(Element region listings)
--*--

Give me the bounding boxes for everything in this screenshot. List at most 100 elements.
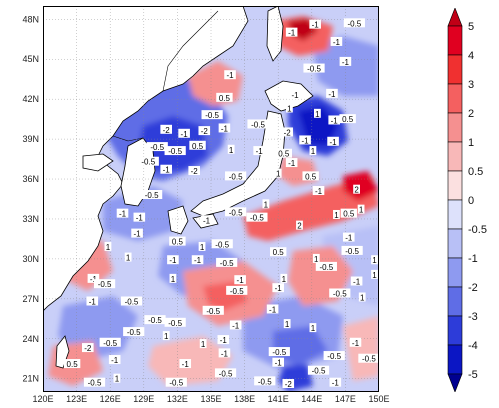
contour-label-bg xyxy=(227,144,235,154)
contour-label: -1 xyxy=(329,377,342,388)
contour-label: -1 xyxy=(234,275,246,285)
contour-label-text: -1 xyxy=(345,234,353,243)
contour-label-text: -0.5 xyxy=(169,379,183,388)
longitude-label: 141E xyxy=(268,394,289,404)
contour-label-bg xyxy=(285,158,298,168)
contour-label: -0.5 xyxy=(94,279,116,289)
contour-label-bg xyxy=(268,347,290,357)
latitude-label: 45N xyxy=(22,54,39,64)
border-china-russia xyxy=(162,10,219,92)
contour-label: -1 xyxy=(309,19,321,30)
contour-label-bg xyxy=(253,146,265,156)
contour-label: 0.5 xyxy=(340,208,357,219)
contour-label: 0.5 xyxy=(169,236,186,247)
contour-label-text: -2 xyxy=(191,167,199,176)
contour-label-bg xyxy=(137,156,159,166)
contour-label-text: -0.5 xyxy=(220,259,234,268)
contour-label-bg xyxy=(330,36,343,46)
contour-label-bg xyxy=(160,164,172,174)
longitude-label: 135E xyxy=(200,394,221,404)
border-china-korea xyxy=(112,135,144,142)
contour-label-bg xyxy=(272,357,284,367)
contour-label-text: 0.5 xyxy=(219,94,231,103)
contour-label-bg xyxy=(266,304,279,314)
contour-label: 1 xyxy=(309,146,317,156)
contour-label-text: -0.5 xyxy=(215,240,229,249)
contour-label: -0.5 xyxy=(216,257,238,268)
contour-label: -1 xyxy=(285,27,298,38)
contour-label-bg xyxy=(307,365,330,375)
contour-label-text: -1 xyxy=(221,124,229,133)
contour-label: -1 xyxy=(178,128,190,139)
contour-label: -0.5 xyxy=(246,212,268,223)
colorbar-box xyxy=(447,8,463,27)
contour-label-text: 1 xyxy=(311,324,316,333)
contour-label-text: -1 xyxy=(275,359,283,368)
contour-label-text: -1 xyxy=(194,256,202,265)
contour-label-text: -0.5 xyxy=(98,280,112,289)
contour-label-bg xyxy=(371,255,378,265)
contour-label: 0.5 xyxy=(270,247,287,257)
contour-label-bg xyxy=(87,273,100,283)
contour-label-bg xyxy=(162,331,170,341)
contour-label-text: 1 xyxy=(276,170,281,179)
contour-label-text: -1 xyxy=(330,138,338,147)
contour-label-text: -0.5 xyxy=(150,143,164,152)
colorbar-box xyxy=(447,54,463,85)
contour-label: -0.5 xyxy=(83,377,106,388)
contour-label-bg xyxy=(224,70,236,80)
contour-label: 1 xyxy=(162,331,170,341)
contour-label-bg xyxy=(326,88,338,98)
contour-label-bg xyxy=(333,209,340,219)
contour-label-bg xyxy=(286,103,293,113)
contour-label-text: -0.5 xyxy=(148,316,162,325)
contour-label-bg xyxy=(341,245,363,255)
contour-label: -1 xyxy=(131,228,143,239)
contour-label-text: -0.5 xyxy=(333,290,347,299)
contour-label-bg xyxy=(349,337,362,347)
contour-label-text: -0.5 xyxy=(250,214,264,223)
contour-label-text: -0.5 xyxy=(125,297,139,306)
contour-label-bg xyxy=(309,19,321,29)
contour-label: 2 xyxy=(296,220,303,231)
contour-label-bg xyxy=(309,146,317,156)
contour-label-text: 1 xyxy=(372,271,377,280)
contour-label: 1 xyxy=(227,144,235,155)
contour-label-text: 1 xyxy=(334,211,339,220)
contour-label: 1 xyxy=(124,252,132,263)
contour-label-bg xyxy=(272,283,284,293)
contour-label: -0.5 xyxy=(358,353,379,364)
latitude-label: 33N xyxy=(22,214,39,224)
contour-label-bg xyxy=(327,136,339,146)
contour-label: -1 xyxy=(224,70,236,80)
contour-label: -1 xyxy=(218,348,231,358)
contour-label-text: -1 xyxy=(275,284,283,293)
contour-label: -0.5 xyxy=(141,190,163,200)
contour-label-bg xyxy=(104,241,112,251)
contour-label-bg xyxy=(262,199,270,209)
contour-label-text: -1 xyxy=(226,71,234,80)
contour-label: -1 xyxy=(87,273,100,284)
contour-label-text: -2 xyxy=(284,128,292,137)
contour-label: 1 xyxy=(280,273,288,284)
map-border xyxy=(43,6,379,392)
contour-label-text: -0.5 xyxy=(229,172,243,181)
land-sakhalin xyxy=(266,6,284,62)
contour-label: -0.5 xyxy=(202,305,224,316)
colorbar-box xyxy=(447,170,463,201)
longitude-label: 132E xyxy=(167,394,188,404)
contour-label-text: 1 xyxy=(285,320,290,329)
contour-label-bg xyxy=(189,140,206,150)
contour-label: 0.5 xyxy=(216,92,233,103)
contour-label-bg xyxy=(254,376,276,386)
contour-label: 1 xyxy=(199,339,207,349)
contour-label-bg xyxy=(201,110,223,120)
contour-label-bg xyxy=(99,337,121,347)
contour-label-bg xyxy=(144,315,166,325)
contour-label: -1 xyxy=(349,337,362,348)
contour-label-text: 1 xyxy=(171,275,176,284)
contour-label-bg xyxy=(167,255,179,265)
contour-label-text: 1 xyxy=(282,275,287,284)
contour-label-text: 0.5 xyxy=(273,248,285,257)
contour-label-text: -1 xyxy=(291,91,299,100)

--*--

▸ What is required
Copy the records above word for word, omitting the pictures.

▸ Final answer
Give me the bounding boxes for everything in this screenshot. List at most 100 elements.
contour-label-bg xyxy=(227,144,235,154)
contour-label: -1 xyxy=(329,377,342,388)
contour-label: -1 xyxy=(234,275,246,285)
contour-label-text: -1 xyxy=(345,234,353,243)
contour-label-text: -0.5 xyxy=(169,379,183,388)
longitude-label: 141E xyxy=(268,394,289,404)
contour-label-bg xyxy=(285,158,298,168)
contour-label: -0.5 xyxy=(94,279,116,289)
contour-label-bg xyxy=(268,347,290,357)
latitude-label: 45N xyxy=(22,54,39,64)
border-china-russia xyxy=(162,10,219,92)
contour-label: -1 xyxy=(309,19,321,30)
contour-label-bg xyxy=(253,146,265,156)
contour-label: 0.5 xyxy=(340,208,357,219)
contour-label: 0.5 xyxy=(169,236,186,247)
contour-label-text: -2 xyxy=(191,167,199,176)
contour-label-bg xyxy=(137,156,159,166)
contour-label-text: -0.5 xyxy=(220,259,234,268)
contour-label-bg xyxy=(330,36,343,46)
contour-label-bg xyxy=(160,164,172,174)
longitude-label: 135E xyxy=(200,394,221,404)
border-china-korea xyxy=(112,135,144,142)
contour-label-bg xyxy=(272,357,284,367)
contour-label-text: 0.5 xyxy=(219,94,231,103)
contour-label-bg xyxy=(266,304,279,314)
contour-label: 1 xyxy=(309,146,317,156)
contour-label-text: -0.5 xyxy=(215,240,229,249)
contour-label: -0.5 xyxy=(216,257,238,268)
contour-label: -1 xyxy=(285,27,298,38)
contour-label-bg xyxy=(307,365,330,375)
contour-label-text: -1 xyxy=(221,124,229,133)
contour-label: -1 xyxy=(178,128,190,139)
contour-label: -0.5 xyxy=(246,212,268,223)
colorbar-box xyxy=(447,8,463,27)
contour-label-text: 1 xyxy=(311,324,316,333)
contour-label-text: -1 xyxy=(275,359,283,368)
contour-label-text: -1 xyxy=(194,256,202,265)
contour-label-text: -0.5 xyxy=(98,280,112,289)
contour-label-bg xyxy=(371,255,378,265)
contour-label: 0.5 xyxy=(270,247,287,257)
contour-label-bg xyxy=(87,273,100,283)
contour-label-bg xyxy=(162,331,170,341)
contour-label-text: 1 xyxy=(276,170,281,179)
contour-label-text: -1 xyxy=(330,138,338,147)
contour-label-text: -0.5 xyxy=(150,143,164,152)
colorbar-box xyxy=(447,54,463,85)
contour-label: -0.5 xyxy=(83,377,106,388)
contour-label-bg xyxy=(224,70,236,80)
contour-label: 1 xyxy=(162,331,170,341)
contour-label-bg xyxy=(326,88,338,98)
contour-label-bg xyxy=(333,209,340,219)
contour-label-bg xyxy=(286,103,293,113)
contour-label-text: -0.5 xyxy=(148,316,162,325)
contour-label-bg xyxy=(341,245,363,255)
contour-label: -1 xyxy=(131,228,143,239)
contour-label-text: -0.5 xyxy=(333,290,347,299)
contour-label-bg xyxy=(349,337,362,347)
contour-label-text: -0.5 xyxy=(250,214,264,223)
contour-label-text: -0.5 xyxy=(125,297,139,306)
contour-label-bg xyxy=(309,19,321,29)
contour-label: 2 xyxy=(296,220,303,231)
contour-label-bg xyxy=(309,146,317,156)
contour-label-text: 1 xyxy=(372,271,377,280)
contour-label: 1 xyxy=(227,144,235,155)
contour-label-text: 1 xyxy=(334,211,339,220)
contour-label: 1 xyxy=(124,252,132,263)
contour-label-bg xyxy=(272,283,284,293)
contour-label: -0.5 xyxy=(358,353,379,364)
latitude-label: 33N xyxy=(22,214,39,224)
contour-label-bg xyxy=(327,136,339,146)
contour-label: -1 xyxy=(224,70,236,80)
contour-label: -1 xyxy=(218,348,231,358)
contour-label-text: -1 xyxy=(275,284,283,293)
contour-label: -0.5 xyxy=(141,190,163,200)
contour-label-bg xyxy=(104,241,112,251)
contour-label-bg xyxy=(262,199,270,209)
contour-label-text: -1 xyxy=(226,71,234,80)
contour-label: -1 xyxy=(87,273,100,284)
contour-label-text: -2 xyxy=(284,128,292,137)
contour-label: 1 xyxy=(280,273,288,284)
map-border xyxy=(43,6,379,392)
contour-label-text: -0.5 xyxy=(229,172,243,181)
land-sakhalin xyxy=(266,6,284,62)
contour-label: -0.5 xyxy=(202,305,224,316)
colorbar-box xyxy=(447,170,463,201)
longitude-label: 132E xyxy=(167,394,188,404)
contour-label-text: 1 xyxy=(285,320,290,329)
contour-label-bg xyxy=(189,140,206,150)
contour-label: 0.5 xyxy=(216,92,233,103)
contour-label-bg xyxy=(254,376,276,386)
contour-label: 1 xyxy=(199,339,207,349)
contour-label-bg xyxy=(201,110,223,120)
contour-label-bg xyxy=(99,337,121,347)
contour-label-bg xyxy=(144,315,166,325)
contour-label: -1 xyxy=(349,337,362,348)
contour-label-text: 1 xyxy=(171,275,176,284)
contour-label-bg xyxy=(167,255,179,265)
contour-label-text: 1 xyxy=(282,275,287,284)
contour-label-text: 0.5 xyxy=(273,248,285,257)
contour-label-text: -1 xyxy=(291,91,299,100)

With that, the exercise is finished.